[Collected data entries]
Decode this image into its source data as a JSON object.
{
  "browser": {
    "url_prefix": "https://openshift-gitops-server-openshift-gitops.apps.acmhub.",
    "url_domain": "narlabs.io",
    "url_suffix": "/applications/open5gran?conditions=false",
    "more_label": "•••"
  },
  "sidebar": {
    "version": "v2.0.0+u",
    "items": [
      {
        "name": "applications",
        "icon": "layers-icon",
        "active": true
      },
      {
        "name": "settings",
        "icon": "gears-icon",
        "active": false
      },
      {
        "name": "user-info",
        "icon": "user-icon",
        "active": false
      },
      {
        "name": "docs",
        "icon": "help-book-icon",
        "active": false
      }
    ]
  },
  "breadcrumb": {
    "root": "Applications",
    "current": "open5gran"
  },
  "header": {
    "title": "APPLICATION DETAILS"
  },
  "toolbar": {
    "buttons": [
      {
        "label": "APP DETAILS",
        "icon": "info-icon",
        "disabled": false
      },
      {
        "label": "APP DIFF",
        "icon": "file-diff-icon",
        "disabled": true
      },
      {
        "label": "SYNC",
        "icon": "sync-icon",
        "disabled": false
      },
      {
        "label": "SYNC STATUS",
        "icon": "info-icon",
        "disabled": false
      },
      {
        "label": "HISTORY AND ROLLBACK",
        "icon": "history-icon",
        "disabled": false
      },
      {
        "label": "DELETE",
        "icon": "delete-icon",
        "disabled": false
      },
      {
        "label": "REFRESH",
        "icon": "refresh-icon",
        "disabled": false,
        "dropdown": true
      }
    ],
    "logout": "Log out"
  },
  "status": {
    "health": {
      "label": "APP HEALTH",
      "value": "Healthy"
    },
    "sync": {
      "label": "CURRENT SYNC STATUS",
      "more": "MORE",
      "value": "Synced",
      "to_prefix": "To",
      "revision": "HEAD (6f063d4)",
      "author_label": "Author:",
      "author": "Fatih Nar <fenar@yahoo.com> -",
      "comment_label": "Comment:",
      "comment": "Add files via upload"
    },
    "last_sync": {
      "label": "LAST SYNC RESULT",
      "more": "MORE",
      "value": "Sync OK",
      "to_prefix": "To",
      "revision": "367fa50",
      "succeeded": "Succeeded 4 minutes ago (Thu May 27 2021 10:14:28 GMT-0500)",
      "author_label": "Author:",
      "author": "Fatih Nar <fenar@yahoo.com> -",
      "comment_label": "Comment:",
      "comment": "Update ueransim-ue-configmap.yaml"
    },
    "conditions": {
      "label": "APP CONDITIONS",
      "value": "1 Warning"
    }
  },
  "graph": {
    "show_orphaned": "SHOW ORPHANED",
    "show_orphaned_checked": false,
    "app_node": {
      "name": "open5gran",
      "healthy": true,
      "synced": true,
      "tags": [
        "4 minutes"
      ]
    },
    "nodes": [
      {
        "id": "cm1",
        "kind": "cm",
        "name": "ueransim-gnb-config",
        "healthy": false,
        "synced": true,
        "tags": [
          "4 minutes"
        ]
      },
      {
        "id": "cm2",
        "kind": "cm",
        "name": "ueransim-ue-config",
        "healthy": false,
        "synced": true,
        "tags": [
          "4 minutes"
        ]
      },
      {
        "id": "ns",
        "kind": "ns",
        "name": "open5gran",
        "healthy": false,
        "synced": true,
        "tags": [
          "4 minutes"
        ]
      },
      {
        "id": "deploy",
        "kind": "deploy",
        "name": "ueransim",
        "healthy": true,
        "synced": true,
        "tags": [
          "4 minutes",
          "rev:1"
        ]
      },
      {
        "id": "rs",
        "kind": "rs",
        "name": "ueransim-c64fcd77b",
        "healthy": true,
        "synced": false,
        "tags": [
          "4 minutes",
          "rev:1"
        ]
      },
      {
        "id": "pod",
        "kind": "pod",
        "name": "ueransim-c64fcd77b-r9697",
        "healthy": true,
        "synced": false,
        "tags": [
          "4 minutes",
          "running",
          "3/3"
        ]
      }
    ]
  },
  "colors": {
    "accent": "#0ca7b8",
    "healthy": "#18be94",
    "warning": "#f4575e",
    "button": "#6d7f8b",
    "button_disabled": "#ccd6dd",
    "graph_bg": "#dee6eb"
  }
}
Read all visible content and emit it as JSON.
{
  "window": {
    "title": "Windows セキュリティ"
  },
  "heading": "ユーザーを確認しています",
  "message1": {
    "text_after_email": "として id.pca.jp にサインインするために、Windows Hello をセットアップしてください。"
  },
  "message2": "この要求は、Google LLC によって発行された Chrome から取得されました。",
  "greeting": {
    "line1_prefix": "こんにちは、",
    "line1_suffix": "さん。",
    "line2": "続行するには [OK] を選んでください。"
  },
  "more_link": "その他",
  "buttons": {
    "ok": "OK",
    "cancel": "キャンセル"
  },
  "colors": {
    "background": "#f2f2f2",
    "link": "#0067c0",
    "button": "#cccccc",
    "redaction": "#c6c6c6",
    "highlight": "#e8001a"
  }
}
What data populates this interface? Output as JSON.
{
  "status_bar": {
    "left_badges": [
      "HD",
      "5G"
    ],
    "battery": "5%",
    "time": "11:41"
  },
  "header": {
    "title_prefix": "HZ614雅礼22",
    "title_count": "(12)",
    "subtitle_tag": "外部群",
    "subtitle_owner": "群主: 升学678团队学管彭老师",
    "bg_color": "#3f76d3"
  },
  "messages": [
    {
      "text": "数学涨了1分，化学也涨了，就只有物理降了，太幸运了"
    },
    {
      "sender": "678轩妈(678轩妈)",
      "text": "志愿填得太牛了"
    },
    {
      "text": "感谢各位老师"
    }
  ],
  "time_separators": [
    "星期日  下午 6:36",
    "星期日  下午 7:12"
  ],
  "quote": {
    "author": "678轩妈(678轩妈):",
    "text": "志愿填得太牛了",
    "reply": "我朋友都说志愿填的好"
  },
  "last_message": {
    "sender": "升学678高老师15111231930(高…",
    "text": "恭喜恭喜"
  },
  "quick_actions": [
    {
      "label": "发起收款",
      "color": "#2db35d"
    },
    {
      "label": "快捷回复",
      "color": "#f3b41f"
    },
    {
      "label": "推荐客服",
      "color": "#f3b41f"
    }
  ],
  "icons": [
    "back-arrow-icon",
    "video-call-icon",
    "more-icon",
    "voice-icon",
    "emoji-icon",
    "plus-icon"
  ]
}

[Exercise brief]
Every record above should be copied exactly.

[The reply]
Decode this image into its source data as a JSON object.
{
  "browser": {
    "url_prefix": "https://openshift-gitops-server-openshift-gitops.apps.acmhub.",
    "url_domain": "narlabs.io",
    "url_suffix": "/applications/open5gran?conditions=false",
    "more_label": "•••"
  },
  "sidebar": {
    "version": "v2.0.0+u",
    "items": [
      {
        "name": "applications",
        "icon": "layers-icon",
        "active": true
      },
      {
        "name": "settings",
        "icon": "gears-icon",
        "active": false
      },
      {
        "name": "user-info",
        "icon": "user-icon",
        "active": false
      },
      {
        "name": "docs",
        "icon": "help-book-icon",
        "active": false
      }
    ]
  },
  "breadcrumb": {
    "root": "Applications",
    "current": "open5gran"
  },
  "header": {
    "title": "APPLICATION DETAILS"
  },
  "toolbar": {
    "buttons": [
      {
        "label": "APP DETAILS",
        "icon": "info-icon",
        "disabled": false
      },
      {
        "label": "APP DIFF",
        "icon": "file-diff-icon",
        "disabled": true
      },
      {
        "label": "SYNC",
        "icon": "sync-icon",
        "disabled": false
      },
      {
        "label": "SYNC STATUS",
        "icon": "info-icon",
        "disabled": false
      },
      {
        "label": "HISTORY AND ROLLBACK",
        "icon": "history-icon",
        "disabled": false
      },
      {
        "label": "DELETE",
        "icon": "delete-icon",
        "disabled": false
      },
      {
        "label": "REFRESH",
        "icon": "refresh-icon",
        "disabled": false,
        "dropdown": true
      }
    ],
    "logout": "Log out"
  },
  "status": {
    "health": {
      "label": "APP HEALTH",
      "value": "Healthy"
    },
    "sync": {
      "label": "CURRENT SYNC STATUS",
      "more": "MORE",
      "value": "Synced",
      "to_prefix": "To",
      "revision": "HEAD (6f063d4)",
      "author_label": "Author:",
      "author": "Fatih Nar <fenar@yahoo.com> -",
      "comment_label": "Comment:",
      "comment": "Add files via upload"
    },
    "last_sync": {
      "label": "LAST SYNC RESULT",
      "more": "MORE",
      "value": "Sync OK",
      "to_prefix": "To",
      "revision": "367fa50",
      "succeeded": "Succeeded 4 minutes ago (Thu May 27 2021 10:14:28 GMT-0500)",
      "author_label": "Author:",
      "author": "Fatih Nar <fenar@yahoo.com> -",
      "comment_label": "Comment:",
      "comment": "Update ueransim-ue-configmap.yaml"
    },
    "conditions": {
      "label": "APP CONDITIONS",
      "value": "1 Warning"
    }
  },
  "graph": {
    "show_orphaned": "SHOW ORPHANED",
    "show_orphaned_checked": false,
    "app_node": {
      "name": "open5gran",
      "healthy": true,
      "synced": true,
      "tags": [
        "4 minutes"
      ]
    },
    "nodes": [
      {
        "id": "cm1",
        "kind": "cm",
        "name": "ueransim-gnb-config",
        "healthy": false,
        "synced": true,
        "tags": [
          "4 minutes"
        ]
      },
      {
        "id": "cm2",
        "kind": "cm",
        "name": "ueransim-ue-config",
        "healthy": false,
        "synced": true,
        "tags": [
          "4 minutes"
        ]
      },
      {
        "id": "ns",
        "kind": "ns",
        "name": "open5gran",
        "healthy": false,
        "synced": true,
        "tags": [
          "4 minutes"
        ]
      },
      {
        "id": "deploy",
        "kind": "deploy",
        "name": "ueransim",
        "healthy": true,
        "synced": true,
        "tags": [
          "4 minutes",
          "rev:1"
        ]
      },
      {
        "id": "rs",
        "kind": "rs",
        "name": "ueransim-c64fcd77b",
        "healthy": true,
        "synced": false,
        "tags": [
          "4 minutes",
          "rev:1"
        ]
      },
      {
        "id": "pod",
        "kind": "pod",
        "name": "ueransim-c64fcd77b-r9697",
        "healthy": true,
        "synced": false,
        "tags": [
          "4 minutes",
          "running",
          "3/3"
        ]
      }
    ]
  },
  "colors": {
    "accent": "#0ca7b8",
    "healthy": "#18be94",
    "warning": "#f4575e",
    "button": "#6d7f8b",
    "button_disabled": "#ccd6dd",
    "graph_bg": "#dee6eb"
  }
}
Read all visible content and emit it as JSON.
{
  "window": {
    "title": "Windows セキュリティ"
  },
  "heading": "ユーザーを確認しています",
  "message1": {
    "text_after_email": "として id.pca.jp にサインインするために、Windows Hello をセットアップしてください。"
  },
  "message2": "この要求は、Google LLC によって発行された Chrome から取得されました。",
  "greeting": {
    "line1_prefix": "こんにちは、",
    "line1_suffix": "さん。",
    "line2": "続行するには [OK] を選んでください。"
  },
  "more_link": "その他",
  "buttons": {
    "ok": "OK",
    "cancel": "キャンセル"
  },
  "colors": {
    "background": "#f2f2f2",
    "link": "#0067c0",
    "button": "#cccccc",
    "redaction": "#c6c6c6",
    "highlight": "#e8001a"
  }
}
What data populates this interface? Output as JSON.
{
  "status_bar": {
    "left_badges": [
      "HD",
      "5G"
    ],
    "battery": "5%",
    "time": "11:41"
  },
  "header": {
    "title_prefix": "HZ614雅礼22",
    "title_count": "(12)",
    "subtitle_tag": "外部群",
    "subtitle_owner": "群主: 升学678团队学管彭老师",
    "bg_color": "#3f76d3"
  },
  "messages": [
    {
      "text": "数学涨了1分，化学也涨了，就只有物理降了，太幸运了"
    },
    {
      "sender": "678轩妈(678轩妈)",
      "text": "志愿填得太牛了"
    },
    {
      "text": "感谢各位老师"
    }
  ],
  "time_separators": [
    "星期日  下午 6:36",
    "星期日  下午 7:12"
  ],
  "quote": {
    "author": "678轩妈(678轩妈):",
    "text": "志愿填得太牛了",
    "reply": "我朋友都说志愿填的好"
  },
  "last_message": {
    "sender": "升学678高老师15111231930(高…",
    "text": "恭喜恭喜"
  },
  "quick_actions": [
    {
      "label": "发起收款",
      "color": "#2db35d"
    },
    {
      "label": "快捷回复",
      "color": "#f3b41f"
    },
    {
      "label": "推荐客服",
      "color": "#f3b41f"
    }
  ],
  "icons": [
    "back-arrow-icon",
    "video-call-icon",
    "more-icon",
    "voice-icon",
    "emoji-icon",
    "plus-icon"
  ]
}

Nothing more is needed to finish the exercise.